__Stated exercise__. Copy every line of the records below verbatim, omitting the pictures.

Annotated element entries
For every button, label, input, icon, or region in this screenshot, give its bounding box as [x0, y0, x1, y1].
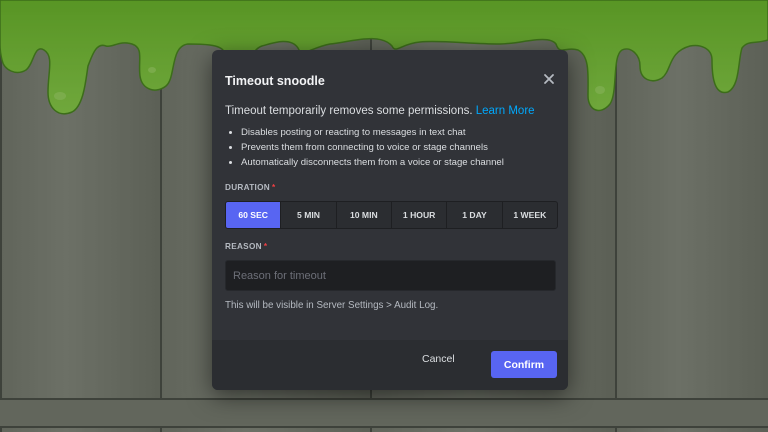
close-button[interactable] [540, 70, 558, 88]
permissions-list: Disables posting or reacting to messages… [225, 125, 504, 170]
list-item: Prevents them from connecting to voice o… [241, 140, 504, 155]
modal-footer: Cancel Confirm [212, 340, 568, 390]
duration-option-10-min[interactable]: 10 MIN [335, 202, 391, 228]
list-item: Automatically disconnects them from a vo… [241, 155, 504, 170]
timeout-modal: Timeout snoodle Timeout temporarily remo… [212, 50, 568, 390]
learn-more-link[interactable]: Learn More [476, 105, 535, 117]
duration-option-1-week[interactable]: 1 WEEK [501, 202, 557, 228]
duration-label: DURATION * [225, 183, 276, 192]
description-text: Timeout temporarily removes some permiss… [225, 105, 473, 117]
duration-option-1-hour[interactable]: 1 HOUR [390, 202, 446, 228]
required-asterisk: * [263, 242, 268, 251]
confirm-button[interactable]: Confirm [491, 351, 557, 378]
cancel-button[interactable]: Cancel [422, 353, 455, 365]
duration-selector: 60 SEC 5 MIN 10 MIN 1 HOUR 1 DAY 1 WEEK [225, 201, 558, 229]
duration-option-60-sec[interactable]: 60 SEC [226, 202, 281, 228]
close-icon [544, 74, 554, 84]
list-item: Disables posting or reacting to messages… [241, 125, 504, 140]
audit-log-note: This will be visible in Server Settings … [225, 300, 439, 311]
duration-option-1-day[interactable]: 1 DAY [446, 202, 501, 228]
reason-input[interactable] [225, 260, 556, 291]
duration-option-5-min[interactable]: 5 MIN [280, 202, 335, 228]
required-asterisk: * [272, 183, 276, 192]
modal-description: Timeout temporarily removes some permiss… [225, 105, 535, 117]
modal-title: Timeout snoodle [225, 74, 325, 88]
duration-label-text: DURATION [225, 183, 270, 192]
reason-label: REASON * [225, 242, 267, 251]
reason-label-text: REASON [225, 242, 262, 251]
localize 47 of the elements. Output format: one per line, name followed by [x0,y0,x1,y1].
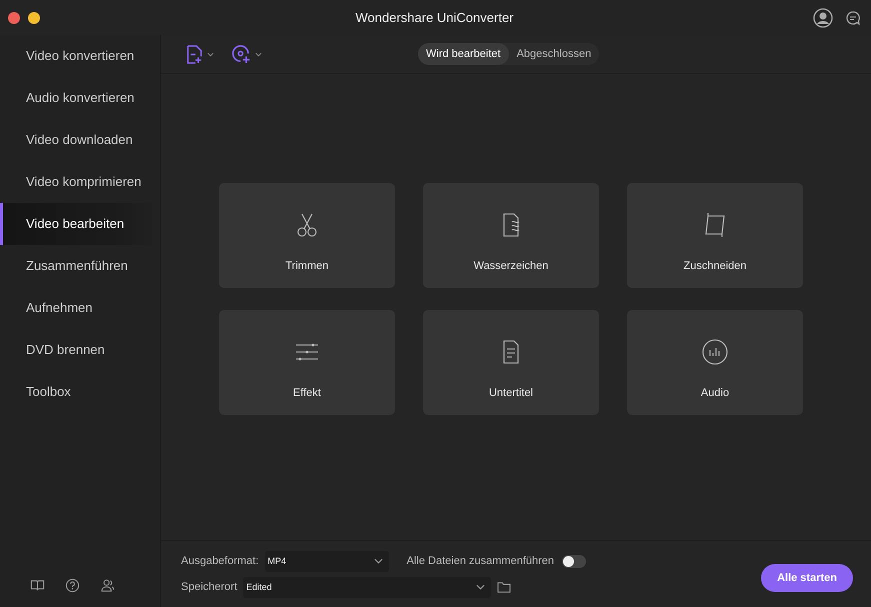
caret-icon [207,52,214,56]
minimize-window-button[interactable] [28,12,40,24]
output-format-label: Ausgabeformat: [181,555,259,567]
folder-icon[interactable] [497,581,512,593]
sidebar-item[interactable]: Audio konvertieren [0,77,160,119]
tool-card[interactable]: Effekt [219,310,395,414]
chevron-icon [374,558,383,564]
audio-wave-icon [701,338,729,366]
save-location-dropdown[interactable]: Edited [243,576,492,598]
add-file-button[interactable] [186,44,214,64]
file-add-icon [186,44,203,64]
window-title: Wondershare UniConverter [354,10,514,25]
merge-files-label: Alle Dateien zusammenführen [406,555,554,567]
disc-add-icon [232,44,251,64]
tab[interactable]: Wird bearbeitet [418,43,509,65]
tool-label: Trimmen [286,260,328,272]
sidebar-item[interactable]: Aufnehmen [0,287,160,329]
tool-card[interactable]: Untertitel [423,310,599,414]
sidebar-item[interactable]: DVD brennen [0,329,160,371]
chat-icon[interactable] [845,10,861,26]
sidebar-item[interactable]: Video komprimieren [0,161,160,203]
tool-label: Audio [700,386,730,398]
tool-label: Untertitel [488,386,534,398]
tool-label: Effekt [293,386,321,398]
sidebar-item[interactable]: Toolbox [0,371,160,413]
chevron-icon [476,584,486,590]
close-window-button[interactable] [8,12,20,24]
start-all-button[interactable]: Alle starten [761,564,853,592]
output-format-dropdown[interactable]: MP4 [264,550,389,572]
tool-card[interactable]: Audio [627,310,803,414]
book-icon[interactable] [30,578,45,593]
help-icon[interactable] [65,578,80,593]
caret-icon [255,52,262,56]
save-location-label: Speicherort [181,581,238,593]
tool-card[interactable]: Wasserzeichen [423,182,599,288]
tool-label: Zuschneiden [684,260,746,272]
account-icon[interactable] [813,8,833,28]
tool-label: Wasserzeichen [474,260,548,272]
sidebar-item[interactable]: Zusammenführen [0,245,160,287]
sidebar-item[interactable]: Video downloaden [0,119,160,161]
sidebar-item[interactable]: Video konvertieren [0,35,160,77]
users-icon[interactable] [100,578,115,593]
tool-card[interactable]: Trimmen [219,182,395,288]
tab[interactable]: Abgeschlossen [508,43,600,65]
merge-toggle[interactable] [562,554,586,568]
add-disc-button[interactable] [232,44,262,64]
tool-card[interactable]: Zuschneiden [627,182,803,288]
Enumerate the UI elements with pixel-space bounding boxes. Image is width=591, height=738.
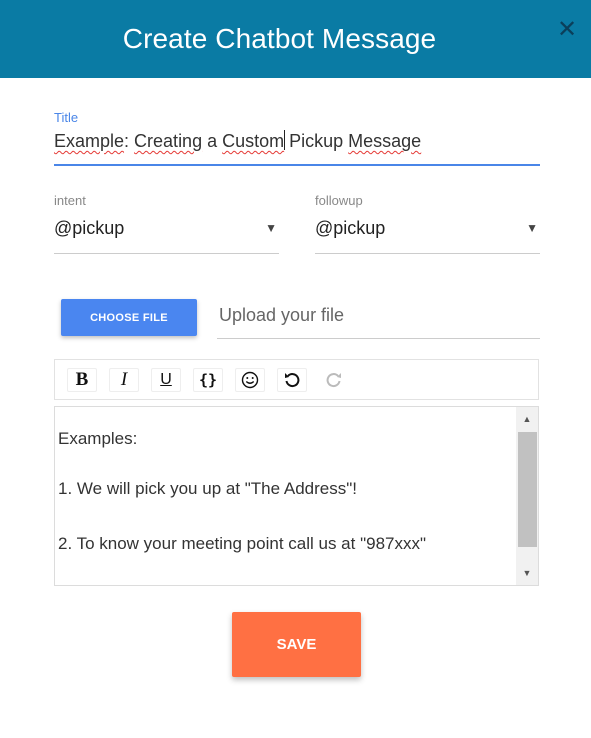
scroll-thumb[interactable]	[518, 432, 537, 547]
editor-line: 2. To know your meeting point call us at…	[58, 534, 427, 553]
smiley-icon[interactable]	[235, 367, 265, 392]
upload-placeholder: Upload your file	[219, 305, 345, 325]
followup-label: followup	[315, 193, 363, 208]
title-word: Message	[348, 131, 422, 151]
title-word: Pickup	[284, 131, 349, 151]
followup-select[interactable]: followup @pickup ▼	[315, 190, 540, 254]
title-word: Example	[54, 131, 125, 151]
close-icon[interactable]: ✕	[557, 18, 577, 42]
title-word: Custom	[222, 131, 285, 151]
title-label: Title	[54, 110, 79, 125]
save-button[interactable]: SAVE	[232, 612, 361, 677]
italic-button[interactable]: I	[109, 367, 139, 392]
bold-button[interactable]: B	[67, 367, 97, 392]
title-word: :	[124, 131, 135, 151]
dropdown-arrow-icon[interactable]: ▼	[526, 221, 538, 235]
undo-icon[interactable]	[277, 367, 307, 392]
intent-select[interactable]: intent @pickup ▼	[54, 190, 279, 254]
editor-scrollbar[interactable]: ▲ ▼	[516, 407, 538, 585]
choose-file-button[interactable]: CHOOSE FILE	[61, 299, 197, 336]
underline-button[interactable]: U	[151, 367, 181, 392]
title-input[interactable]: Example: Creating a Custom Pickup Messag…	[54, 130, 421, 152]
title-word: Creating	[134, 131, 203, 151]
redo-icon[interactable]	[319, 367, 349, 392]
title-word: a	[202, 131, 223, 151]
code-button[interactable]: {}	[193, 367, 223, 392]
editor-line: 1. We will pick you up at "The Address"!	[58, 479, 358, 498]
dropdown-arrow-icon[interactable]: ▼	[265, 221, 277, 235]
intent-label: intent	[54, 193, 86, 208]
editor-toolbar: B I U {}	[54, 359, 539, 400]
followup-value: @pickup	[315, 218, 386, 238]
intent-value: @pickup	[54, 218, 125, 238]
editor-line: Examples:	[58, 429, 138, 448]
scroll-up-icon[interactable]: ▲	[516, 408, 538, 430]
dialog-title: Create Chatbot Message	[122, 23, 437, 54]
scroll-down-icon[interactable]: ▼	[516, 562, 538, 584]
message-editor[interactable]: Examples: 1. We will pick you up at "The…	[54, 406, 539, 586]
title-field[interactable]: Title Example: Creating a Custom Pickup …	[54, 108, 540, 166]
upload-file-field[interactable]: Upload your file	[217, 296, 540, 339]
dialog-header: Create Chatbot Message ✕	[0, 0, 591, 78]
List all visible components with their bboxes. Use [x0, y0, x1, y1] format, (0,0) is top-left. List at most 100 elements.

__Correct result__.
For every button, label, input, icon, or region in this screenshot, give its bounding box as [x0, y0, x1, y1].
close-button[interactable] [540, 70, 558, 88]
permissions-list: Disables posting or reacting to messages… [225, 125, 504, 170]
list-item: Prevents them from connecting to voice o… [241, 140, 504, 155]
modal-footer: Cancel Confirm [212, 340, 568, 390]
duration-option-10-min[interactable]: 10 MIN [335, 202, 391, 228]
list-item: Automatically disconnects them from a vo… [241, 155, 504, 170]
timeout-modal: Timeout snoodle Timeout temporarily remo… [212, 50, 568, 390]
learn-more-link[interactable]: Learn More [476, 105, 535, 117]
duration-option-1-week[interactable]: 1 WEEK [501, 202, 557, 228]
duration-label: DURATION * [225, 183, 276, 192]
description-text: Timeout temporarily removes some permiss… [225, 105, 473, 117]
duration-option-1-hour[interactable]: 1 HOUR [390, 202, 446, 228]
required-asterisk: * [263, 242, 268, 251]
confirm-button[interactable]: Confirm [491, 351, 557, 378]
cancel-button[interactable]: Cancel [422, 353, 455, 365]
duration-selector: 60 SEC 5 MIN 10 MIN 1 HOUR 1 DAY 1 WEEK [225, 201, 558, 229]
duration-option-60-sec[interactable]: 60 SEC [226, 202, 281, 228]
close-icon [544, 74, 554, 84]
list-item: Disables posting or reacting to messages… [241, 125, 504, 140]
audit-log-note: This will be visible in Server Settings … [225, 300, 439, 311]
duration-option-1-day[interactable]: 1 DAY [446, 202, 501, 228]
reason-input[interactable] [225, 260, 556, 291]
duration-option-5-min[interactable]: 5 MIN [280, 202, 335, 228]
required-asterisk: * [272, 183, 276, 192]
modal-description: Timeout temporarily removes some permiss… [225, 105, 535, 117]
modal-title: Timeout snoodle [225, 74, 325, 88]
duration-label-text: DURATION [225, 183, 270, 192]
reason-label: REASON * [225, 242, 267, 251]
reason-label-text: REASON [225, 242, 262, 251]
localize 47 of the elements. Output format: one per line, name followed by [x0,y0,x1,y1].
caret-icon [207,52,214,56]
minimize-window-button[interactable] [28,12,40,24]
output-format-label: Ausgabeformat: [181,555,259,567]
folder-icon[interactable] [497,581,512,593]
sidebar-item[interactable]: Audio konvertieren [0,77,160,119]
tool-card[interactable]: Effekt [219,310,395,414]
chevron-icon [374,558,383,564]
audio-wave-icon [701,338,729,366]
save-location-dropdown[interactable]: Edited [243,576,492,598]
add-file-button[interactable] [186,44,214,64]
file-add-icon [186,44,203,64]
window-title: Wondershare UniConverter [354,10,514,25]
merge-files-label: Alle Dateien zusammenführen [406,555,554,567]
disc-add-icon [232,44,251,64]
tab[interactable]: Wird bearbeitet [418,43,509,65]
tool-label: Trimmen [286,260,328,272]
sidebar-item[interactable]: Aufnehmen [0,287,160,329]
tool-card[interactable]: Untertitel [423,310,599,414]
sidebar-item[interactable]: DVD brennen [0,329,160,371]
chat-icon[interactable] [845,10,861,26]
sidebar-item[interactable]: Video komprimieren [0,161,160,203]
tool-label: Audio [700,386,730,398]
tool-label: Untertitel [488,386,534,398]
tool-label: Effekt [293,386,321,398]
sidebar-item[interactable]: Toolbox [0,371,160,413]
chevron-icon [476,584,486,590]
close-window-button[interactable] [8,12,20,24]
start-all-button[interactable]: Alle starten [761,564,853,592]
output-format-dropdown[interactable]: MP4 [264,550,389,572]
tool-card[interactable]: Audio [627,310,803,414]
book-icon[interactable] [30,578,45,593]
help-icon[interactable] [65,578,80,593]
caret-icon [255,52,262,56]
save-location-label: Speicherort [181,581,238,593]
tool-card[interactable]: Wasserzeichen [423,182,599,288]
tool-label: Zuschneiden [684,260,746,272]
account-icon[interactable] [813,8,833,28]
tool-label: Wasserzeichen [474,260,548,272]
sidebar-item[interactable]: Zusammenführen [0,245,160,287]
sidebar-item[interactable]: Video downloaden [0,119,160,161]
sidebar-item[interactable]: Video konvertieren [0,35,160,77]
users-icon[interactable] [100,578,115,593]
tool-card[interactable]: Trimmen [219,182,395,288]
tab[interactable]: Abgeschlossen [508,43,600,65]
merge-toggle[interactable] [562,554,586,568]
add-disc-button[interactable] [232,44,262,64]
tool-card[interactable]: Zuschneiden [627,182,803,288]
Enumerate the UI elements with pixel-space bounding boxes. Image is width=591, height=738.
scroll-thumb[interactable]	[518, 432, 537, 547]
editor-line: 2. To know your meeting point call us at…	[58, 534, 427, 553]
smiley-icon[interactable]	[235, 367, 265, 392]
upload-placeholder: Upload your file	[219, 305, 345, 325]
followup-label: followup	[315, 193, 363, 208]
title-word: Message	[348, 131, 422, 151]
title-word: Pickup	[284, 131, 349, 151]
followup-select[interactable]: followup @pickup ▼	[315, 190, 540, 254]
title-word: Example	[54, 131, 125, 151]
close-icon[interactable]: ✕	[557, 18, 577, 42]
title-word: Custom	[222, 131, 285, 151]
title-label: Title	[54, 110, 79, 125]
save-button[interactable]: SAVE	[232, 612, 361, 677]
italic-button[interactable]: I	[109, 367, 139, 392]
bold-button[interactable]: B	[67, 367, 97, 392]
title-word: :	[124, 131, 135, 151]
dropdown-arrow-icon[interactable]: ▼	[526, 221, 538, 235]
undo-icon[interactable]	[277, 367, 307, 392]
intent-select[interactable]: intent @pickup ▼	[54, 190, 279, 254]
editor-scrollbar[interactable]: ▲ ▼	[516, 407, 538, 585]
choose-file-button[interactable]: CHOOSE FILE	[61, 299, 197, 336]
underline-button[interactable]: U	[151, 367, 181, 392]
title-input[interactable]: Example: Creating a Custom Pickup Messag…	[54, 130, 421, 152]
title-word: Creating	[134, 131, 203, 151]
redo-icon[interactable]	[319, 367, 349, 392]
title-word: a	[202, 131, 223, 151]
code-button[interactable]: {}	[193, 367, 223, 392]
editor-line: 1. We will pick you up at "The Address"!	[58, 479, 358, 498]
dropdown-arrow-icon[interactable]: ▼	[265, 221, 277, 235]
intent-label: intent	[54, 193, 86, 208]
editor-toolbar: B I U {}	[54, 359, 539, 400]
followup-value: @pickup	[315, 218, 386, 238]
intent-value: @pickup	[54, 218, 125, 238]
editor-line: Examples:	[58, 429, 138, 448]
scroll-up-icon[interactable]: ▲	[516, 408, 538, 430]
dialog-title: Create Chatbot Message	[122, 23, 437, 54]
scroll-down-icon[interactable]: ▼	[516, 562, 538, 584]
message-editor[interactable]: Examples: 1. We will pick you up at "The…	[54, 406, 539, 586]
title-field[interactable]: Title Example: Creating a Custom Pickup …	[54, 108, 540, 166]
upload-file-field[interactable]: Upload your file	[217, 296, 540, 339]
dialog-header: Create Chatbot Message ✕	[0, 0, 591, 78]
List all visible components with their bboxes. Use [x0, y0, x1, y1] format, (0,0) is top-left. List at most 100 elements.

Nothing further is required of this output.